● Goal
Copy all lines of the listing that include the string "type".

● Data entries
※ ※ ※

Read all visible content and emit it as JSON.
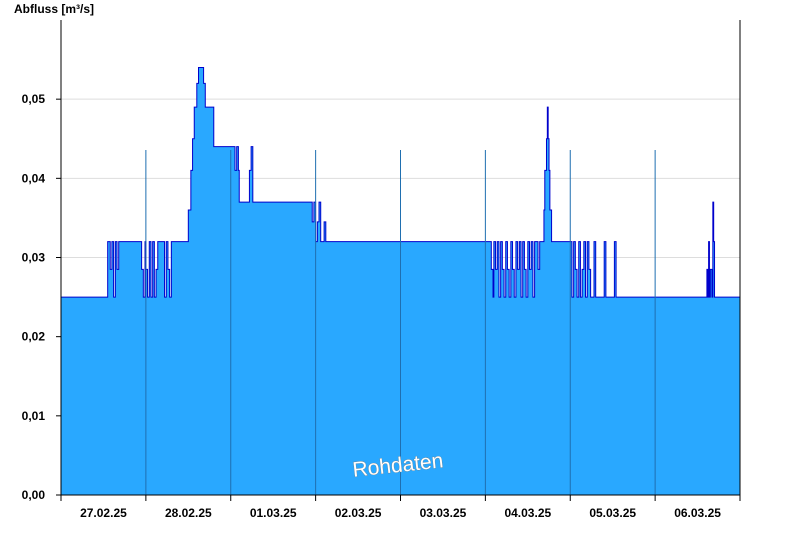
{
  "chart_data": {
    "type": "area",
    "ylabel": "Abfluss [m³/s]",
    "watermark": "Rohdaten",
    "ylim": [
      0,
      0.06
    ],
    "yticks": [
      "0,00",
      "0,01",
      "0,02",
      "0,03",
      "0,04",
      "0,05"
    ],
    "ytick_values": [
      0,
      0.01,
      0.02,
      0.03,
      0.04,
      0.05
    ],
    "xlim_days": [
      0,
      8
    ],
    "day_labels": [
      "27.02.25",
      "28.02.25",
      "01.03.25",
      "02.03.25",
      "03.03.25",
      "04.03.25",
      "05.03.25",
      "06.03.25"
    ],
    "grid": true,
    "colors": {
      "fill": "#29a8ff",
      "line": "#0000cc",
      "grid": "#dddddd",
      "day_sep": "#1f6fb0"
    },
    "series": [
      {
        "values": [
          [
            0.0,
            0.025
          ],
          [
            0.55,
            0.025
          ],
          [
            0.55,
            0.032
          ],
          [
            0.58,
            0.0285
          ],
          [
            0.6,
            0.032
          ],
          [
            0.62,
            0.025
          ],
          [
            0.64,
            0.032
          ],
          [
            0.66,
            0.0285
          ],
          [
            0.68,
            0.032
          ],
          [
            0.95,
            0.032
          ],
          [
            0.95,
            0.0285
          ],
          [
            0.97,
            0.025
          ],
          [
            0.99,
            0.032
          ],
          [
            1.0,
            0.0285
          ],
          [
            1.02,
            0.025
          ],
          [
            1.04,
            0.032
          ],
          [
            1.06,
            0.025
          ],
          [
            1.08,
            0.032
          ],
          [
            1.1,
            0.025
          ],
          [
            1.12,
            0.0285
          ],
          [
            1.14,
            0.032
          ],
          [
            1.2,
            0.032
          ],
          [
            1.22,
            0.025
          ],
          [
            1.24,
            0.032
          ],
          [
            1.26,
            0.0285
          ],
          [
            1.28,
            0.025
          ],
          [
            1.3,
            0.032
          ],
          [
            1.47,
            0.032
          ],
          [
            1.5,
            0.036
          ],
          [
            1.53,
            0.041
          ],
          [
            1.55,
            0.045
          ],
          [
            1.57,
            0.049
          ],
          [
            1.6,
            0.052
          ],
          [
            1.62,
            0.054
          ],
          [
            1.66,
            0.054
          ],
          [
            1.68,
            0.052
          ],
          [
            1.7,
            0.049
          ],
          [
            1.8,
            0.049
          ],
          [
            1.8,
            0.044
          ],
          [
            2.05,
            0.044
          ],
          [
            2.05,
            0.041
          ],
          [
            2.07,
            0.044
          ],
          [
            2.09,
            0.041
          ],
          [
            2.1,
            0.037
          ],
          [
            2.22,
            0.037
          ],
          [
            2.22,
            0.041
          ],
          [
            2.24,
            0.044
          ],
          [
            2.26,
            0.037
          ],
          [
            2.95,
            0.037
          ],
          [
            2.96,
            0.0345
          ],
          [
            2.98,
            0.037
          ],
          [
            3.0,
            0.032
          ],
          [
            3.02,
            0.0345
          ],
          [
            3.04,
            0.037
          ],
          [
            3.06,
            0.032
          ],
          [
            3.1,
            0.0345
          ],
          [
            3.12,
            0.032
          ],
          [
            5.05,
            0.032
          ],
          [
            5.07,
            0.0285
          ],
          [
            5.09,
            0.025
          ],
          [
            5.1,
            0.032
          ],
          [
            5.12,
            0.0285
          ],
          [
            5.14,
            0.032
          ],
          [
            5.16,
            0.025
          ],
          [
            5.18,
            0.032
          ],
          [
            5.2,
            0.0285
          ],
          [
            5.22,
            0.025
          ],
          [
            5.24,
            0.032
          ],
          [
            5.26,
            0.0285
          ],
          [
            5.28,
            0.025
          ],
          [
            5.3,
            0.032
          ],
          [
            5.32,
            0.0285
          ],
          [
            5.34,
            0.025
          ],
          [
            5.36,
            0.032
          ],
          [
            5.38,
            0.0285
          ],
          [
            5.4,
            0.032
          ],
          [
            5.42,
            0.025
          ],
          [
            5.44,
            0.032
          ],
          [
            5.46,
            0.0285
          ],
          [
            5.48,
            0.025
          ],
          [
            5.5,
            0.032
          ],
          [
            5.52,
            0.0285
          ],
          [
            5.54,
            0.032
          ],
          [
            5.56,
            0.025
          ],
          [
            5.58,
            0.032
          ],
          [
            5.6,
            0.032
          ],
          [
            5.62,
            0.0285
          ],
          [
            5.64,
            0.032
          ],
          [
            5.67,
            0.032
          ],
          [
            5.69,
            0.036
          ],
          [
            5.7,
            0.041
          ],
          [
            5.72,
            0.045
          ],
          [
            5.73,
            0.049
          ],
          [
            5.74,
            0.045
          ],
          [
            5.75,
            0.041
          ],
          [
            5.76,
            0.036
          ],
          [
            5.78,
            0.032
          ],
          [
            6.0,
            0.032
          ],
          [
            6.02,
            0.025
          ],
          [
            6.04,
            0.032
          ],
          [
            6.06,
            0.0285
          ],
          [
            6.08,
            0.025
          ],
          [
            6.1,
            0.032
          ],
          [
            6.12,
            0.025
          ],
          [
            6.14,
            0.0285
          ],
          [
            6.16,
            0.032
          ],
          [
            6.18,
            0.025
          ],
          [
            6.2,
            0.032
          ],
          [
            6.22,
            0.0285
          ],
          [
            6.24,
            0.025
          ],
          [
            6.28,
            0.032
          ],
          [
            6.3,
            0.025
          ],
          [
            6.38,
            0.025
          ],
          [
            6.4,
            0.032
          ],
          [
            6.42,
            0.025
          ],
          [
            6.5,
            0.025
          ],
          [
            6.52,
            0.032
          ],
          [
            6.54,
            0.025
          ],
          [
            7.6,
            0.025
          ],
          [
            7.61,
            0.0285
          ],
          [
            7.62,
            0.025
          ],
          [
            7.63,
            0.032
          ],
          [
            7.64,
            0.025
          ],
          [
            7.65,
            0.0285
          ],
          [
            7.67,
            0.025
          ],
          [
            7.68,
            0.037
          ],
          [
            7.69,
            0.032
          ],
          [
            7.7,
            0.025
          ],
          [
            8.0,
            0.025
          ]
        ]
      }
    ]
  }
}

※ ※ ※

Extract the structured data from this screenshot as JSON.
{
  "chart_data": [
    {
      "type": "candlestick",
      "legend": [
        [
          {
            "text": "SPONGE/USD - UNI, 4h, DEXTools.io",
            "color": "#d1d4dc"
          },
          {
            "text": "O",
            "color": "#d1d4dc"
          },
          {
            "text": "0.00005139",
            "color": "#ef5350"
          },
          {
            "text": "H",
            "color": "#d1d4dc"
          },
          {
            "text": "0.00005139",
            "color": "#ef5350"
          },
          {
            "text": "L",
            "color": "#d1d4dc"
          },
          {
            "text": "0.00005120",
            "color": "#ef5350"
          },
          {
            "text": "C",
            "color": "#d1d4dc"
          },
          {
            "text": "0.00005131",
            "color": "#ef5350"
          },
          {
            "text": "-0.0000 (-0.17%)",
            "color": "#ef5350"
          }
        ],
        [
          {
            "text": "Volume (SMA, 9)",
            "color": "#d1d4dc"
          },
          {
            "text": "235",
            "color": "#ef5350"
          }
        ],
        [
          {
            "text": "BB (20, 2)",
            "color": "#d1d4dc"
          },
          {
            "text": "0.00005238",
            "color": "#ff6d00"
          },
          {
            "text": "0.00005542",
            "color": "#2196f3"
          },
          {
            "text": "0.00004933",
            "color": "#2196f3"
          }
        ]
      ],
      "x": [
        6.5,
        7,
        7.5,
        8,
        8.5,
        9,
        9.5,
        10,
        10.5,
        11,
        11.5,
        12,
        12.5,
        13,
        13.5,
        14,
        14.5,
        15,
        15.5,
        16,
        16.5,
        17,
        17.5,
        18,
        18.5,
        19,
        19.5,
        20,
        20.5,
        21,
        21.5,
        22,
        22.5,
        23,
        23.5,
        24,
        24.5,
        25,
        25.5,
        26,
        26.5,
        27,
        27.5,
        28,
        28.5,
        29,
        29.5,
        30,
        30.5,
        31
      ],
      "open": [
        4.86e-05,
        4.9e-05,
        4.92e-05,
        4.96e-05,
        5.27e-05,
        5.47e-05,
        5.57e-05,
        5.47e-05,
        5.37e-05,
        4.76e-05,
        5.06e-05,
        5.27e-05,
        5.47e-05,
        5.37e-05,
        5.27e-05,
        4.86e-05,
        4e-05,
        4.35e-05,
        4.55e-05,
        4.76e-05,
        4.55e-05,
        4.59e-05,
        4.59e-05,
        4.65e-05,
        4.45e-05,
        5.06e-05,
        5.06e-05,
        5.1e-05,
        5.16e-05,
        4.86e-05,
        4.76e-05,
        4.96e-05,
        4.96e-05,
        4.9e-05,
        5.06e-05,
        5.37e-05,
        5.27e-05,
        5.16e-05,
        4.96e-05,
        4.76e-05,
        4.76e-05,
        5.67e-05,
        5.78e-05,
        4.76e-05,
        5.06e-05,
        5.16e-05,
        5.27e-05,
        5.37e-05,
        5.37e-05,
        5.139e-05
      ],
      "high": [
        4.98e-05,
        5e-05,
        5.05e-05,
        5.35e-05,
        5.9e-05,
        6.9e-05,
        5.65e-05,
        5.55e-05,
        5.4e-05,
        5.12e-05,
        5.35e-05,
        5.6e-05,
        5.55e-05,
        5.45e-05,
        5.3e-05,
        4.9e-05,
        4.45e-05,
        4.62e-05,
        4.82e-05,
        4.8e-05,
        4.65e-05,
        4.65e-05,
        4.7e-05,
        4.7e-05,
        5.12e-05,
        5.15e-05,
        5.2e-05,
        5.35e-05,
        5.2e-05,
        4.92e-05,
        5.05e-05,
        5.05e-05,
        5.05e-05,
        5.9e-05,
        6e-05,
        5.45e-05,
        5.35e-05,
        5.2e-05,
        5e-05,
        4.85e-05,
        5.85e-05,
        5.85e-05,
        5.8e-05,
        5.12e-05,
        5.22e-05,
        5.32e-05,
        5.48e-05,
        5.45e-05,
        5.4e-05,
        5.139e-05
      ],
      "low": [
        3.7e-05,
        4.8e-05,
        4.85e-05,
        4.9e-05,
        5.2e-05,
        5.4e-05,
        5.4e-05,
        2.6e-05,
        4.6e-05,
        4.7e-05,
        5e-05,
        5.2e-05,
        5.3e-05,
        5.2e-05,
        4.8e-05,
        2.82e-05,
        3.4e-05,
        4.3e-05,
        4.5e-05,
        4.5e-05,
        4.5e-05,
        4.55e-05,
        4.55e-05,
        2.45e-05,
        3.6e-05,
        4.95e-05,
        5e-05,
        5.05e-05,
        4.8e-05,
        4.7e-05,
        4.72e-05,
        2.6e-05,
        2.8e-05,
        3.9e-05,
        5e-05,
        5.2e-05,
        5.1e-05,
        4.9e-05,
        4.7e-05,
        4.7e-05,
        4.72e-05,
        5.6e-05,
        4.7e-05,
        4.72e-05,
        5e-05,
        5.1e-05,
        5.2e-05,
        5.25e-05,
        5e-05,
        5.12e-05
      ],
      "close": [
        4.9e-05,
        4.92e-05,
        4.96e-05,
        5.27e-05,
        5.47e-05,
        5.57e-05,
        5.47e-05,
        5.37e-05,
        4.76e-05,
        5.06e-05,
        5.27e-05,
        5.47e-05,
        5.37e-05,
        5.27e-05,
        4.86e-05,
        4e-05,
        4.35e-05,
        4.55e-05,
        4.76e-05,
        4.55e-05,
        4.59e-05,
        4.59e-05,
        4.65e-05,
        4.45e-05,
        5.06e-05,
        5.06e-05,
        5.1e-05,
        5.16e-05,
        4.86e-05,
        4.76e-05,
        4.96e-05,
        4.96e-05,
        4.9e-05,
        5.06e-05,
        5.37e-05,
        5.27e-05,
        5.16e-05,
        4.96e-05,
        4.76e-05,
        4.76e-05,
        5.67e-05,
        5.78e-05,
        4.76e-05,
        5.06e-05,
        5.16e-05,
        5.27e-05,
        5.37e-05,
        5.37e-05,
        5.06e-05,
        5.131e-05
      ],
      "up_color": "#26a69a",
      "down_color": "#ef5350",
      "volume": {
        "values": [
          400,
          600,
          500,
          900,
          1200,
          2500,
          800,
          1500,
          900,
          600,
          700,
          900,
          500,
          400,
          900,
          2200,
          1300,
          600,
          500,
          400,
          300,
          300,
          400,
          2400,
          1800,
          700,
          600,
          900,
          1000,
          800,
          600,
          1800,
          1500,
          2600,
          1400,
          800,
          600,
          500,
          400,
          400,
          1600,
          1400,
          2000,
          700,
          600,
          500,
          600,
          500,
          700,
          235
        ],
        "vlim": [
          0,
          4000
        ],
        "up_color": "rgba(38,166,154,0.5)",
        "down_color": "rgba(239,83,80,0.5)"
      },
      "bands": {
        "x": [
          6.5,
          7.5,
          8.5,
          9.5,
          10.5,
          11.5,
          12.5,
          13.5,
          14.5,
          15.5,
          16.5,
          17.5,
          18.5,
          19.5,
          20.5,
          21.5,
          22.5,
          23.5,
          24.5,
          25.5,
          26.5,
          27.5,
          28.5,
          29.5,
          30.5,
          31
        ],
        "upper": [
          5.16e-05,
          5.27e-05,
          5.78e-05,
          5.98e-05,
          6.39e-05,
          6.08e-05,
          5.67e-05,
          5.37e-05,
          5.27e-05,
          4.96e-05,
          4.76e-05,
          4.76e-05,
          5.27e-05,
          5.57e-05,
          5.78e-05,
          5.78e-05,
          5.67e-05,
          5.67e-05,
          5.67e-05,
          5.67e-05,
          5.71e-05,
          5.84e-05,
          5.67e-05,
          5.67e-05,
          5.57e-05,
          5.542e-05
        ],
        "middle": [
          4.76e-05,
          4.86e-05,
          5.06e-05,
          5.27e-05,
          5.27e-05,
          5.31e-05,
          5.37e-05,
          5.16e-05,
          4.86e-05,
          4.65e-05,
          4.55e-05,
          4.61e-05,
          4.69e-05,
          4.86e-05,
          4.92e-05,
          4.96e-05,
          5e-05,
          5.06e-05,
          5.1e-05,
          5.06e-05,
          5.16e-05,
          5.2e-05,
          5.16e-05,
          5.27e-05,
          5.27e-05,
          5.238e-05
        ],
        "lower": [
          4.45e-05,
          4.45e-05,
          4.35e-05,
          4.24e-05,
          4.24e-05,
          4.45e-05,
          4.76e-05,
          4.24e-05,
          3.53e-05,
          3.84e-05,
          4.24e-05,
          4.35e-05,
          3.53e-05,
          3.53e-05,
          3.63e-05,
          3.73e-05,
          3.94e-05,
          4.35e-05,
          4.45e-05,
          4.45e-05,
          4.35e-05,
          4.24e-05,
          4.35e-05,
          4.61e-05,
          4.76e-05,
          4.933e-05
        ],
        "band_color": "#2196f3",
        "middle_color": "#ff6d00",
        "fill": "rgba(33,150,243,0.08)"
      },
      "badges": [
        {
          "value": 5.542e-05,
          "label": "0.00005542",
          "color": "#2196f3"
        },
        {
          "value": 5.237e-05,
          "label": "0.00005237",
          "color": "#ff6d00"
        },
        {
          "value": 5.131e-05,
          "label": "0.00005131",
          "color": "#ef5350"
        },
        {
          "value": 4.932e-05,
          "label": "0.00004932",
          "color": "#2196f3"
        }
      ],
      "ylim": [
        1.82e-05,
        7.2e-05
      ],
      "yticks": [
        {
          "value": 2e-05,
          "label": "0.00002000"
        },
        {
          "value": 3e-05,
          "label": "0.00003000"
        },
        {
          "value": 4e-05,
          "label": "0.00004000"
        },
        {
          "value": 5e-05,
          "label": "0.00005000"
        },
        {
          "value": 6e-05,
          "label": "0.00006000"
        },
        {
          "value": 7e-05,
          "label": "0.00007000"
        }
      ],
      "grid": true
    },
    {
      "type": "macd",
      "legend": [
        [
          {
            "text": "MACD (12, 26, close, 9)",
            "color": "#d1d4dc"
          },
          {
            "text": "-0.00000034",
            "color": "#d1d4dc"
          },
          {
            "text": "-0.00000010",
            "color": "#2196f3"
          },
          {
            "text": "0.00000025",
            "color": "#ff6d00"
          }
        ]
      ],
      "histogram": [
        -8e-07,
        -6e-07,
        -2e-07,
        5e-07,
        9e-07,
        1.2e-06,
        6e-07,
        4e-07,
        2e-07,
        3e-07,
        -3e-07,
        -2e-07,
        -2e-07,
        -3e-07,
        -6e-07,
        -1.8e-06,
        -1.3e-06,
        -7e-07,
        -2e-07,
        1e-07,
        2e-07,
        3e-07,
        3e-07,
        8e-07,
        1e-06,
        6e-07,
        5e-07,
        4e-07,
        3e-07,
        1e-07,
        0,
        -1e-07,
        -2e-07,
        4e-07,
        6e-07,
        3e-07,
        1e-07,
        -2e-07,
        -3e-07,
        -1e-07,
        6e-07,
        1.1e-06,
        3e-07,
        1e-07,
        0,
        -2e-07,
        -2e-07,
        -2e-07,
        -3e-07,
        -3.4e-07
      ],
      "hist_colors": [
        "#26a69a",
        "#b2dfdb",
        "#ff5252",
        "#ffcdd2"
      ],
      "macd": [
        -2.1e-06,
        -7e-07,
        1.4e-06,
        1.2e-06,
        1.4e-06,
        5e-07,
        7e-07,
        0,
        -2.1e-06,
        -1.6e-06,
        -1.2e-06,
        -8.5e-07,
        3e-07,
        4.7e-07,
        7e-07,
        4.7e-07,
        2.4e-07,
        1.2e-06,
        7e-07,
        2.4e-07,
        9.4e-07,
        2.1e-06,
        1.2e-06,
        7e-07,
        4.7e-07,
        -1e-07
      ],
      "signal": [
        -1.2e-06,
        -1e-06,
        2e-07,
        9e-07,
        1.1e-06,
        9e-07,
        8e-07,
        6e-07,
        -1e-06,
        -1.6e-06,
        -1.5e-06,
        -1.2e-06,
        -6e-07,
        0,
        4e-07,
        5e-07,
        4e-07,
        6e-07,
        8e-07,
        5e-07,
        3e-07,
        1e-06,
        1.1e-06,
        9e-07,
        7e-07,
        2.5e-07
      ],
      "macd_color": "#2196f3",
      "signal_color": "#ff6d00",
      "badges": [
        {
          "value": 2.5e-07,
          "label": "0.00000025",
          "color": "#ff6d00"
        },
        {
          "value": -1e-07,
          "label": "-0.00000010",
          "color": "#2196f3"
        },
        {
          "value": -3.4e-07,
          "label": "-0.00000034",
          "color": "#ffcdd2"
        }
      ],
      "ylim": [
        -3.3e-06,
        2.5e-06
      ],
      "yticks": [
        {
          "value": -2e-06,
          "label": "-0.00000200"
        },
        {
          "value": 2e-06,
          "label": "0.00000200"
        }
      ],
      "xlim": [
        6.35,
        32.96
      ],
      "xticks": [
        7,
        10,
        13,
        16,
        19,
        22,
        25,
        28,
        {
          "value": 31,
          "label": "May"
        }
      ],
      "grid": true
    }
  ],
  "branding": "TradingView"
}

※ ※ ※

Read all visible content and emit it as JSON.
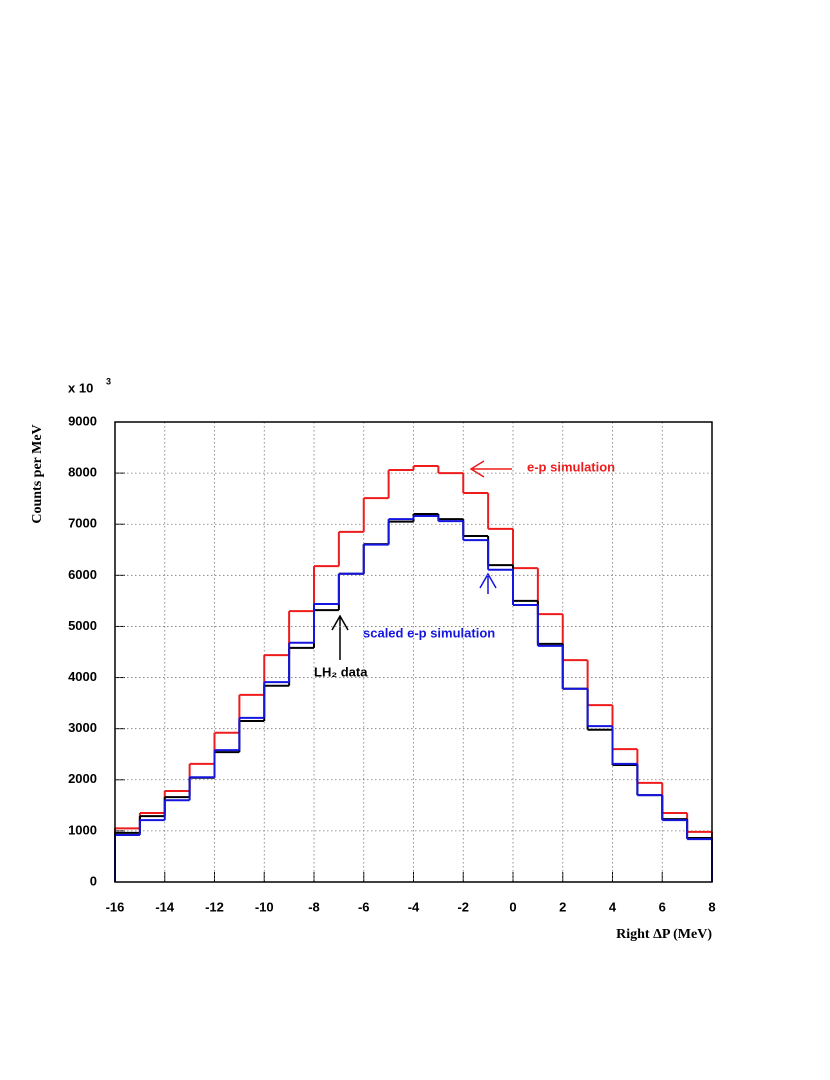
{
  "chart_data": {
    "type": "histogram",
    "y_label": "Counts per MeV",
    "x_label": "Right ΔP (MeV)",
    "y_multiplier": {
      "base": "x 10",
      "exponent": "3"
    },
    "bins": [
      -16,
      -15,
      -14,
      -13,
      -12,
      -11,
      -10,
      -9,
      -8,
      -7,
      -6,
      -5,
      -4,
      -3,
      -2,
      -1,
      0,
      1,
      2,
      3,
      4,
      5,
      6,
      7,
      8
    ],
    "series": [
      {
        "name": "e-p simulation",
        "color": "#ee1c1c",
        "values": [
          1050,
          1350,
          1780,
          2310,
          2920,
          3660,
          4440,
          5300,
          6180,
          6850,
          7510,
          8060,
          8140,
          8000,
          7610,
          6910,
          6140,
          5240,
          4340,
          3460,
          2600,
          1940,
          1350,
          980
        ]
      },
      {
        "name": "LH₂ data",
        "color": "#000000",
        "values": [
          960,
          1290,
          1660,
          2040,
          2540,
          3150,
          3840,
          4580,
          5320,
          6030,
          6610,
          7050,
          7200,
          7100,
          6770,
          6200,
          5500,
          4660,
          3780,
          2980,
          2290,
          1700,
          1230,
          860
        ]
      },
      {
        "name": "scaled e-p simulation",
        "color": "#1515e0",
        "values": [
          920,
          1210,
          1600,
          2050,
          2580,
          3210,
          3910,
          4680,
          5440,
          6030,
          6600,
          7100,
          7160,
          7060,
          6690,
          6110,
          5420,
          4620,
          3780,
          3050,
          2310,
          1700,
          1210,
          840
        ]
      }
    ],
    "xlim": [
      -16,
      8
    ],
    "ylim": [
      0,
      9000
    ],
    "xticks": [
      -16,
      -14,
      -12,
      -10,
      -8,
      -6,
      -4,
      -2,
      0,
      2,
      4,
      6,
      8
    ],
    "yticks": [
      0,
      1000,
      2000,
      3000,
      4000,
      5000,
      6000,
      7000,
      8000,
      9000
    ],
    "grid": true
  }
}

※ ※ ※

● Task answer
    "type": "area",
      "type": "candlestick",
      "type": "macd",
    "type": "histogram",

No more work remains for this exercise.